Given task:
What follows is a listing; give it again exactly, in its entirety.

Material provided:
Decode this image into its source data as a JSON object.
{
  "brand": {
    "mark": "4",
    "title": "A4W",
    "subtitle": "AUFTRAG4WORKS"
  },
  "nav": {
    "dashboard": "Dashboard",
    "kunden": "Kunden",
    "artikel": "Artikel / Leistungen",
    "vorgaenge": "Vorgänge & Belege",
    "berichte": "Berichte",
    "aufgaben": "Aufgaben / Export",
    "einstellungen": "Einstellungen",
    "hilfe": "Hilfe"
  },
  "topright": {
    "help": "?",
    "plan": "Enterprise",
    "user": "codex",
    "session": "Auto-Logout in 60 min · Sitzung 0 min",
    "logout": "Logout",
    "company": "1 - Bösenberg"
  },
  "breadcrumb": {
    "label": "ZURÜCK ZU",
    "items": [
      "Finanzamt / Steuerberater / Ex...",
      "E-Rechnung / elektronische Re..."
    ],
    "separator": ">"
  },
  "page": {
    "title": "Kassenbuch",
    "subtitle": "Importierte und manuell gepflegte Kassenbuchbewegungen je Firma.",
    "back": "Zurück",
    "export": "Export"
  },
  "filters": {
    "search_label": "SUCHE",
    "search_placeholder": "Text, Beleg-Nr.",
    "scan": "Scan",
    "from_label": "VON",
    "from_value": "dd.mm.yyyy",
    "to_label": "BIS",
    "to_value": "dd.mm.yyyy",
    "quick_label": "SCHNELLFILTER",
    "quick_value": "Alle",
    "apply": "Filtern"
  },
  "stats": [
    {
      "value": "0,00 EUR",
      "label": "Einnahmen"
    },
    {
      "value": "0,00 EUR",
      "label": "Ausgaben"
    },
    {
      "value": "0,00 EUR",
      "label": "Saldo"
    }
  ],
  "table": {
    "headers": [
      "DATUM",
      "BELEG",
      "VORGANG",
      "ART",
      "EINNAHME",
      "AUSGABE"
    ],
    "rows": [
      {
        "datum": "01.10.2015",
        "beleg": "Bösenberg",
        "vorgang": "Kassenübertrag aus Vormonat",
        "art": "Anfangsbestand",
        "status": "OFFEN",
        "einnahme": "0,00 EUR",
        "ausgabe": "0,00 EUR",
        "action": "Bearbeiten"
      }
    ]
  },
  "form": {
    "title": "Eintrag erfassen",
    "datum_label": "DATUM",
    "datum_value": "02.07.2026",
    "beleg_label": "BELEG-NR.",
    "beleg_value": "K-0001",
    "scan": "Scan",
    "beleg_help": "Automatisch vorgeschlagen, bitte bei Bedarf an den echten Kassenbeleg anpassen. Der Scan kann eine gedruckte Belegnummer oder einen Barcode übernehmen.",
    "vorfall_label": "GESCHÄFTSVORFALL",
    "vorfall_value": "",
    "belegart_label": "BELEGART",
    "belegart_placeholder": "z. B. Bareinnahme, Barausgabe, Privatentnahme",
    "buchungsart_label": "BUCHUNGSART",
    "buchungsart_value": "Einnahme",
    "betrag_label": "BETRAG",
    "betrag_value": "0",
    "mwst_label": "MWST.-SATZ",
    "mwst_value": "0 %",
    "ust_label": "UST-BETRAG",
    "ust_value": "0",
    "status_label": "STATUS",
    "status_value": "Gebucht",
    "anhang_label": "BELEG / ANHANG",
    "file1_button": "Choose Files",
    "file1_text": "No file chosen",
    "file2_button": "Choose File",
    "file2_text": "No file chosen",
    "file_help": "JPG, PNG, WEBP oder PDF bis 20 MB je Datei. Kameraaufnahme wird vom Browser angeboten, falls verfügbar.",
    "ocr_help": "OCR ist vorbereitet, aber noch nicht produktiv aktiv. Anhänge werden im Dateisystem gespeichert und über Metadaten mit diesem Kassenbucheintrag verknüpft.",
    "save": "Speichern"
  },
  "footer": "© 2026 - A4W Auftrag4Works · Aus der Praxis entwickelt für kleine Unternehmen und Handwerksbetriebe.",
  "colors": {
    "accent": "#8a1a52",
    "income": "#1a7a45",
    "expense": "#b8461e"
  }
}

Exercise output:
Decode this image into its source data as a JSON object.
{
  "brand": {
    "mark": "4",
    "title": "A4W",
    "subtitle": "AUFTRAG4WORKS"
  },
  "nav": {
    "dashboard": "Dashboard",
    "kunden": "Kunden",
    "artikel": "Artikel / Leistungen",
    "vorgaenge": "Vorgänge & Belege",
    "berichte": "Berichte",
    "aufgaben": "Aufgaben / Export",
    "einstellungen": "Einstellungen",
    "hilfe": "Hilfe"
  },
  "topright": {
    "help": "?",
    "plan": "Enterprise",
    "user": "codex",
    "session": "Auto-Logout in 60 min · Sitzung 0 min",
    "logout": "Logout",
    "company": "1 - Bösenberg"
  },
  "breadcrumb": {
    "label": "ZURÜCK ZU",
    "items": [
      "Finanzamt / Steuerberater / Ex...",
      "E-Rechnung / elektronische Re..."
    ],
    "separator": ">"
  },
  "page": {
    "title": "Kassenbuch",
    "subtitle": "Importierte und manuell gepflegte Kassenbuchbewegungen je Firma.",
    "back": "Zurück",
    "export": "Export"
  },
  "filters": {
    "search_label": "SUCHE",
    "search_placeholder": "Text, Beleg-Nr.",
    "scan": "Scan",
    "from_label": "VON",
    "from_value": "dd.mm.yyyy",
    "to_label": "BIS",
    "to_value": "dd.mm.yyyy",
    "quick_label": "SCHNELLFILTER",
    "quick_value": "Alle",
    "apply": "Filtern"
  },
  "stats": [
    {
      "value": "0,00 EUR",
      "label": "Einnahmen"
    },
    {
      "value": "0,00 EUR",
      "label": "Ausgaben"
    },
    {
      "value": "0,00 EUR",
      "label": "Saldo"
    }
  ],
  "table": {
    "headers": [
      "DATUM",
      "BELEG",
      "VORGANG",
      "ART",
      "EINNAHME",
      "AUSGABE"
    ],
    "rows": [
      {
        "datum": "01.10.2015",
        "beleg": "Bösenberg",
        "vorgang": "Kassenübertrag aus Vormonat",
        "art": "Anfangsbestand",
        "status": "OFFEN",
        "einnahme": "0,00 EUR",
        "ausgabe": "0,00 EUR",
        "action": "Bearbeiten"
      }
    ]
  },
  "form": {
    "title": "Eintrag erfassen",
    "datum_label": "DATUM",
    "datum_value": "02.07.2026",
    "beleg_label": "BELEG-NR.",
    "beleg_value": "K-0001",
    "scan": "Scan",
    "beleg_help": "Automatisch vorgeschlagen, bitte bei Bedarf an den echten Kassenbeleg anpassen. Der Scan kann eine gedruckte Belegnummer oder einen Barcode übernehmen.",
    "vorfall_label": "GESCHÄFTSVORFALL",
    "vorfall_value": "",
    "belegart_label": "BELEGART",
    "belegart_placeholder": "z. B. Bareinnahme, Barausgabe, Privatentnahme",
    "buchungsart_label": "BUCHUNGSART",
    "buchungsart_value": "Einnahme",
    "betrag_label": "BETRAG",
    "betrag_value": "0",
    "mwst_label": "MWST.-SATZ",
    "mwst_value": "0 %",
    "ust_label": "UST-BETRAG",
    "ust_value": "0",
    "status_label": "STATUS",
    "status_value": "Gebucht",
    "anhang_label": "BELEG / ANHANG",
    "file1_button": "Choose Files",
    "file1_text": "No file chosen",
    "file2_button": "Choose File",
    "file2_text": "No file chosen",
    "file_help": "JPG, PNG, WEBP oder PDF bis 20 MB je Datei. Kameraaufnahme wird vom Browser angeboten, falls verfügbar.",
    "ocr_help": "OCR ist vorbereitet, aber noch nicht produktiv aktiv. Anhänge werden im Dateisystem gespeichert und über Metadaten mit diesem Kassenbucheintrag verknüpft.",
    "save": "Speichern"
  },
  "footer": "© 2026 - A4W Auftrag4Works · Aus der Praxis entwickelt für kleine Unternehmen und Handwerksbetriebe.",
  "colors": {
    "accent": "#8a1a52",
    "income": "#1a7a45",
    "expense": "#b8461e"
  }
}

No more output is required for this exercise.